| Task |
Quote the whole listing verbatim.

| Dataset records |
----

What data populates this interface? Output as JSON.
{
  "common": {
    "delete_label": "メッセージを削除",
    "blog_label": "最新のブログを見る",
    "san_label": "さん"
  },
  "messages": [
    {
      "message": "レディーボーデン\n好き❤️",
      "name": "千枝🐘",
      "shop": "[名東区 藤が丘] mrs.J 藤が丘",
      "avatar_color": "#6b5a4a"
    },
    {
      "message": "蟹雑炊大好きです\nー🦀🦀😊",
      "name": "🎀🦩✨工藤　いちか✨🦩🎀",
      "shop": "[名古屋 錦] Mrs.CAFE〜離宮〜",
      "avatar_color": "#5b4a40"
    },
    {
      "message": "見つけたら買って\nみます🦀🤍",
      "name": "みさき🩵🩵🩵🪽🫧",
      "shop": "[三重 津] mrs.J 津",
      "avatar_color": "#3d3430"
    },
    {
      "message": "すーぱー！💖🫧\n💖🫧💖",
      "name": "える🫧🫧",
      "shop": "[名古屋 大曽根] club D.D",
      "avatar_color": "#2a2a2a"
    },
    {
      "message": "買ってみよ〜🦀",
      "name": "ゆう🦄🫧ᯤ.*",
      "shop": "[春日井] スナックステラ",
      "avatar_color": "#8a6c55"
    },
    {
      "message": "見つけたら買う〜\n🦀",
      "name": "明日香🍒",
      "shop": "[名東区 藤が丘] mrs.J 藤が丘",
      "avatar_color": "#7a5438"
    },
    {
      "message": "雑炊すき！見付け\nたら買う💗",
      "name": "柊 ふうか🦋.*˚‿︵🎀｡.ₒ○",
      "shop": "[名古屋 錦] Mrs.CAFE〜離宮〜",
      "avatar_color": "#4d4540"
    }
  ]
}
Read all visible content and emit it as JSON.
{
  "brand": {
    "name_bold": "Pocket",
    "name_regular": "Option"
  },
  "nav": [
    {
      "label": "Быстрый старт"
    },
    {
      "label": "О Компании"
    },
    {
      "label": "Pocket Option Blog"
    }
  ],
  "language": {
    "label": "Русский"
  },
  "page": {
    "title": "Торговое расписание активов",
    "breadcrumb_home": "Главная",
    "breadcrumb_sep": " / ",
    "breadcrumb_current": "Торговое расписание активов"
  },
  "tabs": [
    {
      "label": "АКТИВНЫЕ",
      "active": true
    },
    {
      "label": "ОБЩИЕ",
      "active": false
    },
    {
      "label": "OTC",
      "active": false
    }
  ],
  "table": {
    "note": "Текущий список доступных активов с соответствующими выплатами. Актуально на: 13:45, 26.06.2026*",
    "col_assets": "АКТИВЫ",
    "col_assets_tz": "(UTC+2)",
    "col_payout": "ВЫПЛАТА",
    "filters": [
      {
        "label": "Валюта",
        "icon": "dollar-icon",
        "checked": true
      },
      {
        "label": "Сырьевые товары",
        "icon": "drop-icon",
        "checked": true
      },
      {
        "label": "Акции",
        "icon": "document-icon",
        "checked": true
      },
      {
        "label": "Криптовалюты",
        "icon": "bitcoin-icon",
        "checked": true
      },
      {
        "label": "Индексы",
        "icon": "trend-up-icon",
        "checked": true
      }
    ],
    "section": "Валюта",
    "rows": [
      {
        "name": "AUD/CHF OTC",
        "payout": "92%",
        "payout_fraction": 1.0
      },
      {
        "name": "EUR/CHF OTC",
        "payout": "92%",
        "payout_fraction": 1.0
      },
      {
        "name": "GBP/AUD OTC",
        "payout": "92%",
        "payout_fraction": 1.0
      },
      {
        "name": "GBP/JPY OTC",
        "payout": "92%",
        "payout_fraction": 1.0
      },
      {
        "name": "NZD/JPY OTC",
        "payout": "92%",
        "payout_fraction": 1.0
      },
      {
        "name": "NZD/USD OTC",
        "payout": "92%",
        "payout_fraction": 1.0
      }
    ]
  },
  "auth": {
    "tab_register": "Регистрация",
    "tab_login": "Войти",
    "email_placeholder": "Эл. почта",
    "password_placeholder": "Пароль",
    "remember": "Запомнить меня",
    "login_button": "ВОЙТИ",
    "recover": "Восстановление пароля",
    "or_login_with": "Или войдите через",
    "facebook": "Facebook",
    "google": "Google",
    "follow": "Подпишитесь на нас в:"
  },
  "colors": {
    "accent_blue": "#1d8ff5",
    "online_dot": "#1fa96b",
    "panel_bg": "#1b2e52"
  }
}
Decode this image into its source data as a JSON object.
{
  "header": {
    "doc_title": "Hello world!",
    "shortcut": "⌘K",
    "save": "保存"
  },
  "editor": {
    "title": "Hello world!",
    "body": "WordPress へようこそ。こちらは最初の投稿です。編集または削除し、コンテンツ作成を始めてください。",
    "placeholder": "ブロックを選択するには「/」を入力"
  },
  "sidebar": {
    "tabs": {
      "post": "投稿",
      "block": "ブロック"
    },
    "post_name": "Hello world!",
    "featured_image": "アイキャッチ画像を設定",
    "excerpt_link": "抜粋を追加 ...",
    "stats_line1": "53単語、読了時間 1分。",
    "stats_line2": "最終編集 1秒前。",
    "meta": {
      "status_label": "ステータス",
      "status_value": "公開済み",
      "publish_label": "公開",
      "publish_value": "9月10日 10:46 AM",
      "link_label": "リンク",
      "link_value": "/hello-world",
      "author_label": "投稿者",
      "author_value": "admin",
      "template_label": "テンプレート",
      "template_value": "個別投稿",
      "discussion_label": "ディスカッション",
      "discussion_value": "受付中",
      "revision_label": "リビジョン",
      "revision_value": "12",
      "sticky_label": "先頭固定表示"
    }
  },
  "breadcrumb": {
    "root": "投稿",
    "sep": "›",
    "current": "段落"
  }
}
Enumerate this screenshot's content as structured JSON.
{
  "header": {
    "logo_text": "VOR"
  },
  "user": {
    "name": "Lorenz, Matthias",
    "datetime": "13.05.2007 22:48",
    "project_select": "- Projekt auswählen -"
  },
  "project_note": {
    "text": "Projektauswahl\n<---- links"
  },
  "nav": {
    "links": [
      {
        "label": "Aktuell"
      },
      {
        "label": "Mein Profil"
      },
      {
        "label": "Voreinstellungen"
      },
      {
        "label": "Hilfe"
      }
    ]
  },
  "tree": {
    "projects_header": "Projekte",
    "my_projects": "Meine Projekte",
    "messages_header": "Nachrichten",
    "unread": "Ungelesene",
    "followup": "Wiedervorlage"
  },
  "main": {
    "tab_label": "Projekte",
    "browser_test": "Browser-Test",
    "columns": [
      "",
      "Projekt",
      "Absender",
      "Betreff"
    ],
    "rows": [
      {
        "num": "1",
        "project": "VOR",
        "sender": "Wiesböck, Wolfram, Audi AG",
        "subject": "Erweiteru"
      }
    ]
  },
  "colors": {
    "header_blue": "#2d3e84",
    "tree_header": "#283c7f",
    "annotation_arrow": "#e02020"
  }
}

----

| Answer to the task |
What data populates this interface? Output as JSON.
{
  "common": {
    "delete_label": "メッセージを削除",
    "blog_label": "最新のブログを見る",
    "san_label": "さん"
  },
  "messages": [
    {
      "message": "レディーボーデン\n好き❤️",
      "name": "千枝🐘",
      "shop": "[名東区 藤が丘] mrs.J 藤が丘",
      "avatar_color": "#6b5a4a"
    },
    {
      "message": "蟹雑炊大好きです\nー🦀🦀😊",
      "name": "🎀🦩✨工藤　いちか✨🦩🎀",
      "shop": "[名古屋 錦] Mrs.CAFE〜離宮〜",
      "avatar_color": "#5b4a40"
    },
    {
      "message": "見つけたら買って\nみます🦀🤍",
      "name": "みさき🩵🩵🩵🪽🫧",
      "shop": "[三重 津] mrs.J 津",
      "avatar_color": "#3d3430"
    },
    {
      "message": "すーぱー！💖🫧\n💖🫧💖",
      "name": "える🫧🫧",
      "shop": "[名古屋 大曽根] club D.D",
      "avatar_color": "#2a2a2a"
    },
    {
      "message": "買ってみよ〜🦀",
      "name": "ゆう🦄🫧ᯤ.*",
      "shop": "[春日井] スナックステラ",
      "avatar_color": "#8a6c55"
    },
    {
      "message": "見つけたら買う〜\n🦀",
      "name": "明日香🍒",
      "shop": "[名東区 藤が丘] mrs.J 藤が丘",
      "avatar_color": "#7a5438"
    },
    {
      "message": "雑炊すき！見付け\nたら買う💗",
      "name": "柊 ふうか🦋.*˚‿︵🎀｡.ₒ○",
      "shop": "[名古屋 錦] Mrs.CAFE〜離宮〜",
      "avatar_color": "#4d4540"
    }
  ]
}
Read all visible content and emit it as JSON.
{
  "brand": {
    "name_bold": "Pocket",
    "name_regular": "Option"
  },
  "nav": [
    {
      "label": "Быстрый старт"
    },
    {
      "label": "О Компании"
    },
    {
      "label": "Pocket Option Blog"
    }
  ],
  "language": {
    "label": "Русский"
  },
  "page": {
    "title": "Торговое расписание активов",
    "breadcrumb_home": "Главная",
    "breadcrumb_sep": " / ",
    "breadcrumb_current": "Торговое расписание активов"
  },
  "tabs": [
    {
      "label": "АКТИВНЫЕ",
      "active": true
    },
    {
      "label": "ОБЩИЕ",
      "active": false
    },
    {
      "label": "OTC",
      "active": false
    }
  ],
  "table": {
    "note": "Текущий список доступных активов с соответствующими выплатами. Актуально на: 13:45, 26.06.2026*",
    "col_assets": "АКТИВЫ",
    "col_assets_tz": "(UTC+2)",
    "col_payout": "ВЫПЛАТА",
    "filters": [
      {
        "label": "Валюта",
        "icon": "dollar-icon",
        "checked": true
      },
      {
        "label": "Сырьевые товары",
        "icon": "drop-icon",
        "checked": true
      },
      {
        "label": "Акции",
        "icon": "document-icon",
        "checked": true
      },
      {
        "label": "Криптовалюты",
        "icon": "bitcoin-icon",
        "checked": true
      },
      {
        "label": "Индексы",
        "icon": "trend-up-icon",
        "checked": true
      }
    ],
    "section": "Валюта",
    "rows": [
      {
        "name": "AUD/CHF OTC",
        "payout": "92%",
        "payout_fraction": 1.0
      },
      {
        "name": "EUR/CHF OTC",
        "payout": "92%",
        "payout_fraction": 1.0
      },
      {
        "name": "GBP/AUD OTC",
        "payout": "92%",
        "payout_fraction": 1.0
      },
      {
        "name": "GBP/JPY OTC",
        "payout": "92%",
        "payout_fraction": 1.0
      },
      {
        "name": "NZD/JPY OTC",
        "payout": "92%",
        "payout_fraction": 1.0
      },
      {
        "name": "NZD/USD OTC",
        "payout": "92%",
        "payout_fraction": 1.0
      }
    ]
  },
  "auth": {
    "tab_register": "Регистрация",
    "tab_login": "Войти",
    "email_placeholder": "Эл. почта",
    "password_placeholder": "Пароль",
    "remember": "Запомнить меня",
    "login_button": "ВОЙТИ",
    "recover": "Восстановление пароля",
    "or_login_with": "Или войдите через",
    "facebook": "Facebook",
    "google": "Google",
    "follow": "Подпишитесь на нас в:"
  },
  "colors": {
    "accent_blue": "#1d8ff5",
    "online_dot": "#1fa96b",
    "panel_bg": "#1b2e52"
  }
}
Decode this image into its source data as a JSON object.
{
  "header": {
    "doc_title": "Hello world!",
    "shortcut": "⌘K",
    "save": "保存"
  },
  "editor": {
    "title": "Hello world!",
    "body": "WordPress へようこそ。こちらは最初の投稿です。編集または削除し、コンテンツ作成を始めてください。",
    "placeholder": "ブロックを選択するには「/」を入力"
  },
  "sidebar": {
    "tabs": {
      "post": "投稿",
      "block": "ブロック"
    },
    "post_name": "Hello world!",
    "featured_image": "アイキャッチ画像を設定",
    "excerpt_link": "抜粋を追加 ...",
    "stats_line1": "53単語、読了時間 1分。",
    "stats_line2": "最終編集 1秒前。",
    "meta": {
      "status_label": "ステータス",
      "status_value": "公開済み",
      "publish_label": "公開",
      "publish_value": "9月10日 10:46 AM",
      "link_label": "リンク",
      "link_value": "/hello-world",
      "author_label": "投稿者",
      "author_value": "admin",
      "template_label": "テンプレート",
      "template_value": "個別投稿",
      "discussion_label": "ディスカッション",
      "discussion_value": "受付中",
      "revision_label": "リビジョン",
      "revision_value": "12",
      "sticky_label": "先頭固定表示"
    }
  },
  "breadcrumb": {
    "root": "投稿",
    "sep": "›",
    "current": "段落"
  }
}
Enumerate this screenshot's content as structured JSON.
{
  "header": {
    "logo_text": "VOR"
  },
  "user": {
    "name": "Lorenz, Matthias",
    "datetime": "13.05.2007 22:48",
    "project_select": "- Projekt auswählen -"
  },
  "project_note": {
    "text": "Projektauswahl\n<---- links"
  },
  "nav": {
    "links": [
      {
        "label": "Aktuell"
      },
      {
        "label": "Mein Profil"
      },
      {
        "label": "Voreinstellungen"
      },
      {
        "label": "Hilfe"
      }
    ]
  },
  "tree": {
    "projects_header": "Projekte",
    "my_projects": "Meine Projekte",
    "messages_header": "Nachrichten",
    "unread": "Ungelesene",
    "followup": "Wiedervorlage"
  },
  "main": {
    "tab_label": "Projekte",
    "browser_test": "Browser-Test",
    "columns": [
      "",
      "Projekt",
      "Absender",
      "Betreff"
    ],
    "rows": [
      {
        "num": "1",
        "project": "VOR",
        "sender": "Wiesböck, Wolfram, Audi AG",
        "subject": "Erweiteru"
      }
    ]
  },
  "colors": {
    "header_blue": "#2d3e84",
    "tree_header": "#283c7f",
    "annotation_arrow": "#e02020"
  }
}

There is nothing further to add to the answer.